:: Document ::
%%

The document is displayed in the textarea, with that character
corrupted.
If you save, that character is saved corrupted to disk.
I have the same accented character output by i18n outside of the
textarea, it displays correctly.
Scenario:
My source document is UTF-8.
My serializer (o.a.c.serialization.HTMLSerializer) outputs UTF-8.
My web.xml's 'form-encoding' parameter is set to UTF-8.
My browser recognises the document as UTF-8.
Behaviour:
The character "é" (e acute) when outside of the textarea is serialised
as é.
The same character is serialised as é when it is within the
textarea.
The brackets of the XHTML tags in the textarea are output as entities.
I output to log the string being edited. The accented character is
correct before being added to the widget, correct after being added to
the widget but before display.
If I edit the character to correct it in the form, the correct
character is written to the file.
If I do not edit the character, the incorrect characters ("é" ie. the
characters represented by é) are written to the file.
However, regardless of whether I edit it or not, my log message shows
the correct character after the form has been submitted, before it has
been written back.
Technique:
I read the XML Source to a String (to add to the textarea widget) like
this:
var string = org.apache.avalon.excalibur.io.IOUtil.toString(
new java.io.BufferedInputStream(
org.apache.cocoon.components.source.SourceUtil.getInputSource(
resolver.resolveURI(uri)
).getByteStream()
)
);
form.lookupWidget("xhtml").setValue(string);
I write the String from the widget back to XML File like this:
var source = resolver.resolveURI(uri);
var dom = parser.parseDocument(
new org.xml.sax.InputSource(
new java.io.StringReader(form.lookupWidget("xhtml").getValue())
)
);
// basically copied from the samples
var outputStream = null;
try {
var tf =
Packages.javax.xml.transform.TransformerFactory.newInstance();
if (source instanceof
Packages.org.apache.excalibur.source.ModifiableSource
&&
tf.getFeature(Packages.javax.xml.transform.sax.SAXTransformerFactory.FEA
TURE))

%%

Element position data:
%%

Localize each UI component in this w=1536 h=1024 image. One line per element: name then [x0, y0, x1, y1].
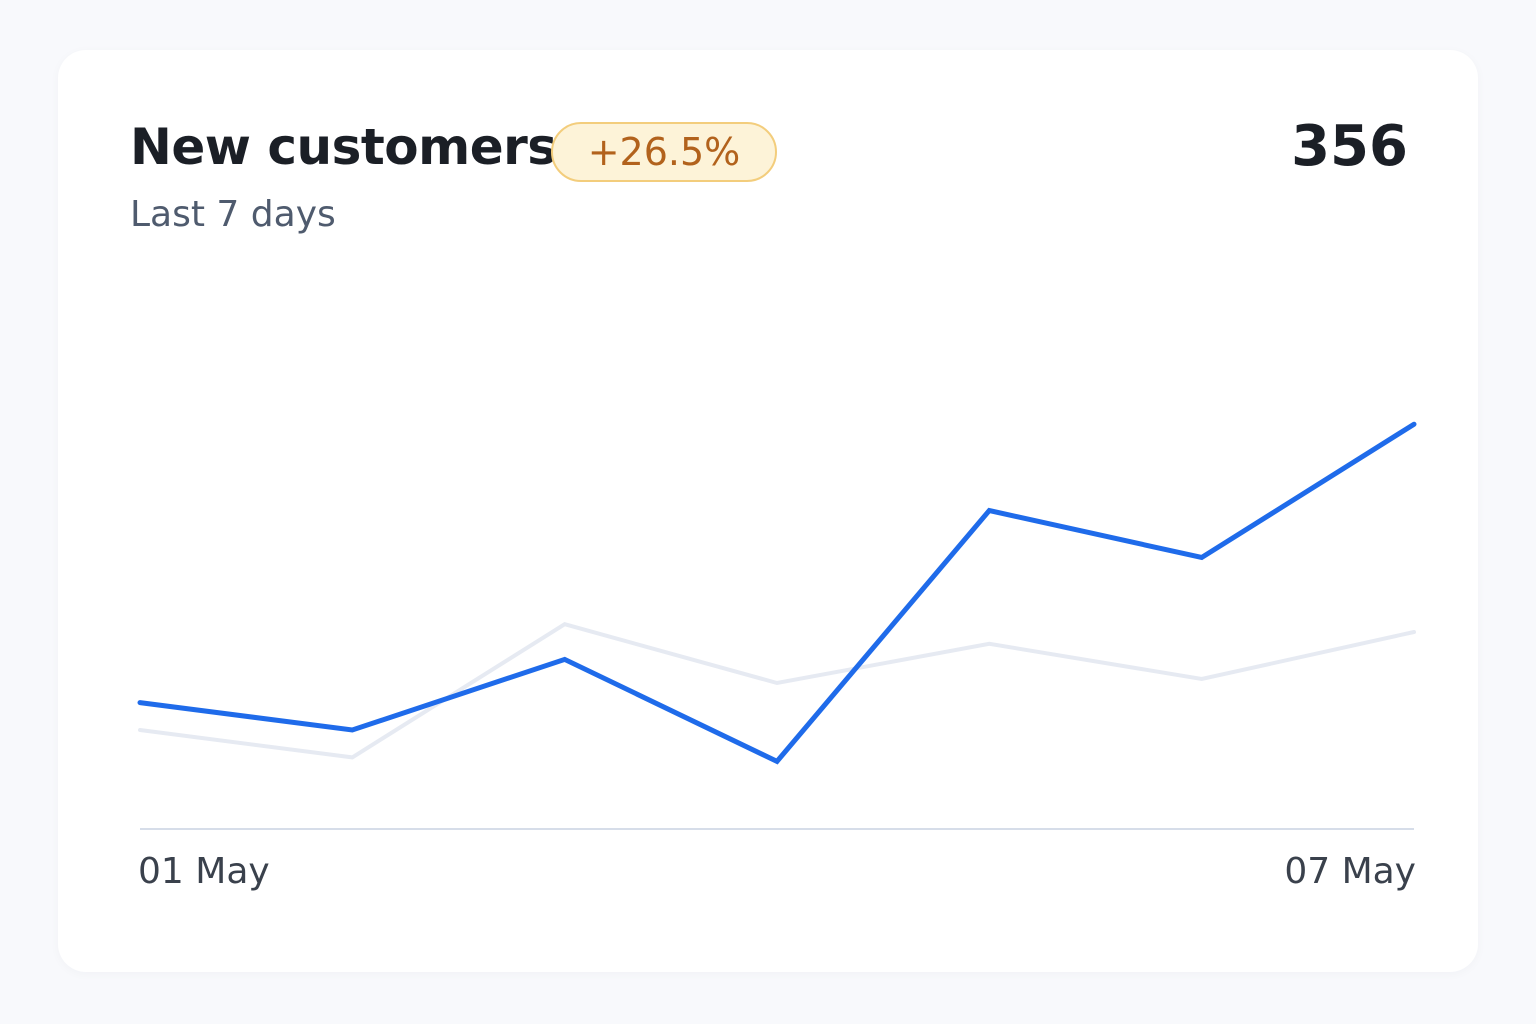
- card-title: New customers: [130, 118, 557, 176]
- total-value: 356: [1291, 114, 1408, 179]
- change-badge: +26.5%: [551, 122, 777, 182]
- new-customers-card: New customers +26.5% Last 7 days 356: [58, 50, 1478, 972]
- period-subtitle: Last 7 days: [130, 194, 336, 235]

%%

:: Goal 1 ::
Answer these questions about the encoding post:
(a) Which serializer does the writer use?
(b) What is written to the file if the writer edits the character in the form to correct it?
(c) Under what name is the widget looked up when its value is set?
:: Goal 2 ::
Echo the stretch of the records from their start through the line containing "- new-customers-card: New", leaving out the pictures.
The text and the records are independent of each other.

:: Correct output 1 ::
(a) o.a.c.serialization.HTMLSerializer
(b) The correct character
(c) "xhtml"

:: Correct output 2 ::
Localize each UI component in this w=1536 h=1024 image. One line per element: name then [x0, y0, x1, y1].
- card-title: New customers: [130, 118, 557, 176]
- total-value: 356: [1291, 114, 1408, 179]
- change-badge: +26.5%: [551, 122, 777, 182]
- new-customers-card: New customers +26.5% Last 7 days 356: [58, 50, 1478, 972]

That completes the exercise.